:: EXERCISE PROMPT ::
Scan the lines below for "text"; report the number of lines that contain it, and only that.

--- START ---

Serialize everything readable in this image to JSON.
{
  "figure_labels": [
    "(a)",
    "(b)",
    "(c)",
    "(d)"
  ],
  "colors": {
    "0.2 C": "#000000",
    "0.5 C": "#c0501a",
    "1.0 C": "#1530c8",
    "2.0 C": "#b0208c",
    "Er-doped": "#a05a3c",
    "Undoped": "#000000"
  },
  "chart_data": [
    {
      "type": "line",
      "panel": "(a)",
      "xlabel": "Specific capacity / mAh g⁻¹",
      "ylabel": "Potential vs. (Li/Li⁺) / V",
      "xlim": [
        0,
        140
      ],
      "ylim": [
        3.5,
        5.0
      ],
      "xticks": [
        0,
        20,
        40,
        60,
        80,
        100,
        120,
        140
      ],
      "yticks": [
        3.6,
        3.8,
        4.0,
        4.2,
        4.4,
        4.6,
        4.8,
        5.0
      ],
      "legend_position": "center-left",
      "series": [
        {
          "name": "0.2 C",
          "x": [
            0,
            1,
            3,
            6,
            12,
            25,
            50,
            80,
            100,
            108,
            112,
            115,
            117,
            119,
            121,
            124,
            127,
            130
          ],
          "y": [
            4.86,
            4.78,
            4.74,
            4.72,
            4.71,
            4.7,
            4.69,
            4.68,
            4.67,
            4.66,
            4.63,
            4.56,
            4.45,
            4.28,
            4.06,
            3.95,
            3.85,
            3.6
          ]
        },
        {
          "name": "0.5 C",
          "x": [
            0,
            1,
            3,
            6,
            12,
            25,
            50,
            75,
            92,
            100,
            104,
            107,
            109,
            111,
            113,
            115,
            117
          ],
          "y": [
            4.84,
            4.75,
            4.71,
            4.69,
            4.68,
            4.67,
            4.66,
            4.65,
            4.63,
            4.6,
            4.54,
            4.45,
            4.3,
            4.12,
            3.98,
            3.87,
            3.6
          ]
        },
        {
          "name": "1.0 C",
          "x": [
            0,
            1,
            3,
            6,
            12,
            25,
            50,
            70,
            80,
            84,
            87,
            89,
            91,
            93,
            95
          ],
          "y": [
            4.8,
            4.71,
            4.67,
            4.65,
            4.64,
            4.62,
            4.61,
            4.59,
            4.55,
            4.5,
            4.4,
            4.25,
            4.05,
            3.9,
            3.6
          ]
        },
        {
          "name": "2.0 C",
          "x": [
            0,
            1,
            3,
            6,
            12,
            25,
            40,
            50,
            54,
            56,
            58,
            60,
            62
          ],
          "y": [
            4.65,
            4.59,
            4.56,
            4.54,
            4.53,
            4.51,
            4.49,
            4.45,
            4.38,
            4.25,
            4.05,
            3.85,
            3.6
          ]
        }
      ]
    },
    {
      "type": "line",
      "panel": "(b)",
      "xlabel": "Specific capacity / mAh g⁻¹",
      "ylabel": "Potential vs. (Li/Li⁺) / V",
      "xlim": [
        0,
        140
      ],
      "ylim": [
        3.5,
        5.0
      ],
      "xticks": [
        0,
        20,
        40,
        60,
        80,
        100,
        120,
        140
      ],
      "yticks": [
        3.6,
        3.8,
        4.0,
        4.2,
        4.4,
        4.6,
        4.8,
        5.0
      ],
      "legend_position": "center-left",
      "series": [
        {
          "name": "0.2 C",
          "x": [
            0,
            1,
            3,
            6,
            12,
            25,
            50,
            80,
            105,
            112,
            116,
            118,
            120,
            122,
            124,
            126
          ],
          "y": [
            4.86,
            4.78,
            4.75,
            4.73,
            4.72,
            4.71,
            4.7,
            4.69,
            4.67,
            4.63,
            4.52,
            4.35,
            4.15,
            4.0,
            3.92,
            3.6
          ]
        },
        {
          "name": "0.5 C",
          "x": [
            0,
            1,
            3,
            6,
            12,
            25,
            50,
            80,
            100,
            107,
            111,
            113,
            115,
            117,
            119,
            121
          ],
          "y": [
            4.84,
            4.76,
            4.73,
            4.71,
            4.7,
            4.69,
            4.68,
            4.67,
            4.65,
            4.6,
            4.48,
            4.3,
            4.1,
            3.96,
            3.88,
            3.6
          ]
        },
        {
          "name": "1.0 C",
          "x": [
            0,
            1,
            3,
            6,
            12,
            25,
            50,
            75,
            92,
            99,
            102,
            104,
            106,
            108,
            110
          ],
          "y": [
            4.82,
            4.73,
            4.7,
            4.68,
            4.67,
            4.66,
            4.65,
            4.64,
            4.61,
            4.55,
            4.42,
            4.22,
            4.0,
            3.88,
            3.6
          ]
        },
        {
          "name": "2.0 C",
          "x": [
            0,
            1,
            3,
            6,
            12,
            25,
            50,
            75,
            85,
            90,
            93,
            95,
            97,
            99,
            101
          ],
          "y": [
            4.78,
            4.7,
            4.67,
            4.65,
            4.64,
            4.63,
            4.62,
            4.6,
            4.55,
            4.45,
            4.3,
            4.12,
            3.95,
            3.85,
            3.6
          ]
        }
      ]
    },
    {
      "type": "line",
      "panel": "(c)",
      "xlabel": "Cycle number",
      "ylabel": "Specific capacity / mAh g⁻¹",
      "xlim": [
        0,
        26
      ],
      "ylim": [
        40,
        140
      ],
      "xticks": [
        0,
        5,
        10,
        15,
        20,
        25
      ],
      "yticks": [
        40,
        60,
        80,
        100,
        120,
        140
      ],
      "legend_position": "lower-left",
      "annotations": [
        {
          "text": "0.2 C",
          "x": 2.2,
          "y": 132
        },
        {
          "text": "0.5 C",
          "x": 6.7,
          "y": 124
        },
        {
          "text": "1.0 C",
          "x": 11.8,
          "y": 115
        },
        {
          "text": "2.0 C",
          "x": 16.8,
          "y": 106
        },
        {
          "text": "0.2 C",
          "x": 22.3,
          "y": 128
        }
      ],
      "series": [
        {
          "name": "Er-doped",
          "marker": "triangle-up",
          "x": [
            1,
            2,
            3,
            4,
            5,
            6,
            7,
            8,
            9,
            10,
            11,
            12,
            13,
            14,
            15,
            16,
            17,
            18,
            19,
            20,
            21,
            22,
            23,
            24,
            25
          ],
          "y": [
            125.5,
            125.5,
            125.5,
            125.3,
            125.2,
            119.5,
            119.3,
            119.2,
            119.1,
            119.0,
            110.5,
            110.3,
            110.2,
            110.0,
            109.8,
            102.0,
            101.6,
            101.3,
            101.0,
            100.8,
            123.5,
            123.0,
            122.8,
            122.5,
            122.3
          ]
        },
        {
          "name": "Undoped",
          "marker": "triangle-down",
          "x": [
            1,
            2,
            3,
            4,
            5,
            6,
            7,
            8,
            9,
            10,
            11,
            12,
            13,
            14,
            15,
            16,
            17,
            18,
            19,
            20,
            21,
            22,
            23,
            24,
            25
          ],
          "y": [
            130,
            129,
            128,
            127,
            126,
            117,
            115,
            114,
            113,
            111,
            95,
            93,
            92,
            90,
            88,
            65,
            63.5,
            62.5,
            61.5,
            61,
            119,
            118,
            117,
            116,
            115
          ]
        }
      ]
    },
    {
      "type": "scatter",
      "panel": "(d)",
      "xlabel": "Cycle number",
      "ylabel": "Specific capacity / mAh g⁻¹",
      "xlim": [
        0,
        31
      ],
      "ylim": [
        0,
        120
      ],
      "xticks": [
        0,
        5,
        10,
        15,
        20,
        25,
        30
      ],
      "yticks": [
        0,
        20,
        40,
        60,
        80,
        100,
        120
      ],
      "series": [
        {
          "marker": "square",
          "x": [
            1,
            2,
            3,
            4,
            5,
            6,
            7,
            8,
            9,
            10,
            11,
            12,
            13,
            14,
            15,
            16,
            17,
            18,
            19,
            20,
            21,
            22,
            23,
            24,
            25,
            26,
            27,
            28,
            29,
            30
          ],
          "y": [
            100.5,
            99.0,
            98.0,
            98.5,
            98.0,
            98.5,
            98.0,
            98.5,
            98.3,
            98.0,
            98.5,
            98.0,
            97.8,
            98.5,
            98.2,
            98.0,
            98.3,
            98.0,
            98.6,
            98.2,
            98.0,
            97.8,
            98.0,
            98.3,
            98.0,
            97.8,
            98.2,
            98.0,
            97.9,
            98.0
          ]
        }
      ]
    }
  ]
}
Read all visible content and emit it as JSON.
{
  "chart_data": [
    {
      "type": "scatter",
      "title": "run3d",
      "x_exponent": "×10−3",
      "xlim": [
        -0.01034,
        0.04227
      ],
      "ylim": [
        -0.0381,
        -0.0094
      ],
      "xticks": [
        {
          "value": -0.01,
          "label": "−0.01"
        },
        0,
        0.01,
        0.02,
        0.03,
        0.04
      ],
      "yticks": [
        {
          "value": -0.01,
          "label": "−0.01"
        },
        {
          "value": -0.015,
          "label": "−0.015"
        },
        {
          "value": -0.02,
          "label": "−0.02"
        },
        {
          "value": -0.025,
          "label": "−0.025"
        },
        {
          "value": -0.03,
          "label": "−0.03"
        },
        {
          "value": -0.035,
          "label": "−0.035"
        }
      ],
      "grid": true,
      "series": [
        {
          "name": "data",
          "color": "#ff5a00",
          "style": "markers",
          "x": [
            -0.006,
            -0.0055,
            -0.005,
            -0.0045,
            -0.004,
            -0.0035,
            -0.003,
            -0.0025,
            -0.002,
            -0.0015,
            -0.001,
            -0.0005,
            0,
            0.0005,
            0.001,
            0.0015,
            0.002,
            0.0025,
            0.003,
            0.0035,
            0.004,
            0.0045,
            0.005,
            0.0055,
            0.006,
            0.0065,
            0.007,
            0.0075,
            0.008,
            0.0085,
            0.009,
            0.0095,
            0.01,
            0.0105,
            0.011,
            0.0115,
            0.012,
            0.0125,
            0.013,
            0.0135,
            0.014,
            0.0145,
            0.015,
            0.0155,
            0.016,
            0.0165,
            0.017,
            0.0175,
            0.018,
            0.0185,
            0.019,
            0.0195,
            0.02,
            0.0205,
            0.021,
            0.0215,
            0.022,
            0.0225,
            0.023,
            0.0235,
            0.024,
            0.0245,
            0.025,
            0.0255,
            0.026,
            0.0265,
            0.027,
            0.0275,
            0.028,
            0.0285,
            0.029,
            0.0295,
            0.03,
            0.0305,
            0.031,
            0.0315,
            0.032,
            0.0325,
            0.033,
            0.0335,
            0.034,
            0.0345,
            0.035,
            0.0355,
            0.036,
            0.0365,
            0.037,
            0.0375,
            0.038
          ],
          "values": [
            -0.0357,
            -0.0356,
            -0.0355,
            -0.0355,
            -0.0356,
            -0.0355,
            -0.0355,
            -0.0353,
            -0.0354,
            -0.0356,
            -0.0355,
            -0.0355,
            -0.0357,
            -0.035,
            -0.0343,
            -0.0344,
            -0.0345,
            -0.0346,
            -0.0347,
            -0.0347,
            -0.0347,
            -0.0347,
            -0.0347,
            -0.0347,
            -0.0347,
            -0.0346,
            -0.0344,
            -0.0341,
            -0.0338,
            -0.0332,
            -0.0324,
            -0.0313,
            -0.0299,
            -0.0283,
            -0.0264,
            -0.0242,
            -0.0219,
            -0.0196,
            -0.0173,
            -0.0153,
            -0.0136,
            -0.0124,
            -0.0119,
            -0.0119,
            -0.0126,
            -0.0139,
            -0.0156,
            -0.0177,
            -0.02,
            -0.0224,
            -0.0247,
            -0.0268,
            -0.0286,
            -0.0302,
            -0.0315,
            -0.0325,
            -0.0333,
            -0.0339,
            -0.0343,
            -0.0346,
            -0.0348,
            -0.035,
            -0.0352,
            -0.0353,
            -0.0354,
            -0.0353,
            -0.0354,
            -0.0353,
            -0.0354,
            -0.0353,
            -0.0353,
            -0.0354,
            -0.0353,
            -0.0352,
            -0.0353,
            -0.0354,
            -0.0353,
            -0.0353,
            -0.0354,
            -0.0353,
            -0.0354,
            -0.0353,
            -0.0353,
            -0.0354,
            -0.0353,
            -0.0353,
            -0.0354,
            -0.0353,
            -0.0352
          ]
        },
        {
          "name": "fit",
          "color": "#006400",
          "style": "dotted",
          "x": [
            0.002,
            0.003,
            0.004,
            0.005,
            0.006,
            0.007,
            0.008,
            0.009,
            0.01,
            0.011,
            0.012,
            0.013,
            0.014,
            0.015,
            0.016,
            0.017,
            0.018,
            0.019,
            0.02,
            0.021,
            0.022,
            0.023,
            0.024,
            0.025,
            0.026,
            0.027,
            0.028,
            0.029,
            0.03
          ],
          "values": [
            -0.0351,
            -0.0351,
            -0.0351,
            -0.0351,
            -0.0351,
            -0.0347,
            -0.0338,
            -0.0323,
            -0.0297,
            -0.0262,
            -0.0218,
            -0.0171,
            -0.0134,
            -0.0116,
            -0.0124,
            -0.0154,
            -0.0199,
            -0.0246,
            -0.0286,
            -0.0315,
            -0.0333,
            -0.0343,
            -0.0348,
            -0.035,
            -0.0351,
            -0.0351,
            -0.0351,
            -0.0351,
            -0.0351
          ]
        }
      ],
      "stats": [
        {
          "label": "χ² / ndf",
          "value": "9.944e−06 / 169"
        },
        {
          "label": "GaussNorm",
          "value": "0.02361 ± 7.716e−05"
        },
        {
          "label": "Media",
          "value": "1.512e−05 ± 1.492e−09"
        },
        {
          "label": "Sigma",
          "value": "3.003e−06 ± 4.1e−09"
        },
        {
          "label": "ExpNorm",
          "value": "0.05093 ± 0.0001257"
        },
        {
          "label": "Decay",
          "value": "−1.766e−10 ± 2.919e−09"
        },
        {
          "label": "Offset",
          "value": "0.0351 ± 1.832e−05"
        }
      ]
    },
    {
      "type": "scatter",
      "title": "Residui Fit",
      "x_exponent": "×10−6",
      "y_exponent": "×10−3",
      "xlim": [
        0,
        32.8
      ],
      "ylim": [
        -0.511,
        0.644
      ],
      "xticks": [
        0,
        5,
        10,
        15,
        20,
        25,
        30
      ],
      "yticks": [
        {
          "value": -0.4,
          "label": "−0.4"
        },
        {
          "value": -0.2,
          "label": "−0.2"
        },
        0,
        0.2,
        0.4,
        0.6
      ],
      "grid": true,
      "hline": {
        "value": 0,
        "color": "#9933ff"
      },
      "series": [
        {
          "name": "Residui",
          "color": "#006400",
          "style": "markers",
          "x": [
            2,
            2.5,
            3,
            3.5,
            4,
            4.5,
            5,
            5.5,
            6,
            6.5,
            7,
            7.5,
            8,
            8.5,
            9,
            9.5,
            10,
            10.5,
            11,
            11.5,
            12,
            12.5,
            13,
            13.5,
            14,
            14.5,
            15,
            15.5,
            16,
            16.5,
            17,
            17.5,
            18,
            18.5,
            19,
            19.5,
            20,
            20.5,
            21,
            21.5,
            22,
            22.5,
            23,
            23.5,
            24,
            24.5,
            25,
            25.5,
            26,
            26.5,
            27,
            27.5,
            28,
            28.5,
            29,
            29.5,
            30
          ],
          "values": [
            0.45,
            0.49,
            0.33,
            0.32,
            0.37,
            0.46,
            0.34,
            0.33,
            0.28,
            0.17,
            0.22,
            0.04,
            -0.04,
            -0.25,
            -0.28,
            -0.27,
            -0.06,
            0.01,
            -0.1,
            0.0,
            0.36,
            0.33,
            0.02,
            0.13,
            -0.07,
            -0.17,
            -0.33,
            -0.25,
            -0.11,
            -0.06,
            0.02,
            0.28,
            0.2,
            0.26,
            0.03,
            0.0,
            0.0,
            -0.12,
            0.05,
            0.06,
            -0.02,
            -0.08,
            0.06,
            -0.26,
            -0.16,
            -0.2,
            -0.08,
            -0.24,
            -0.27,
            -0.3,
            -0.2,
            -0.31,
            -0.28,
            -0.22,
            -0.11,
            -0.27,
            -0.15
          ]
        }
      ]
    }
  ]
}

--- END ---

:: RESULT OF THE EXERCISE ::
5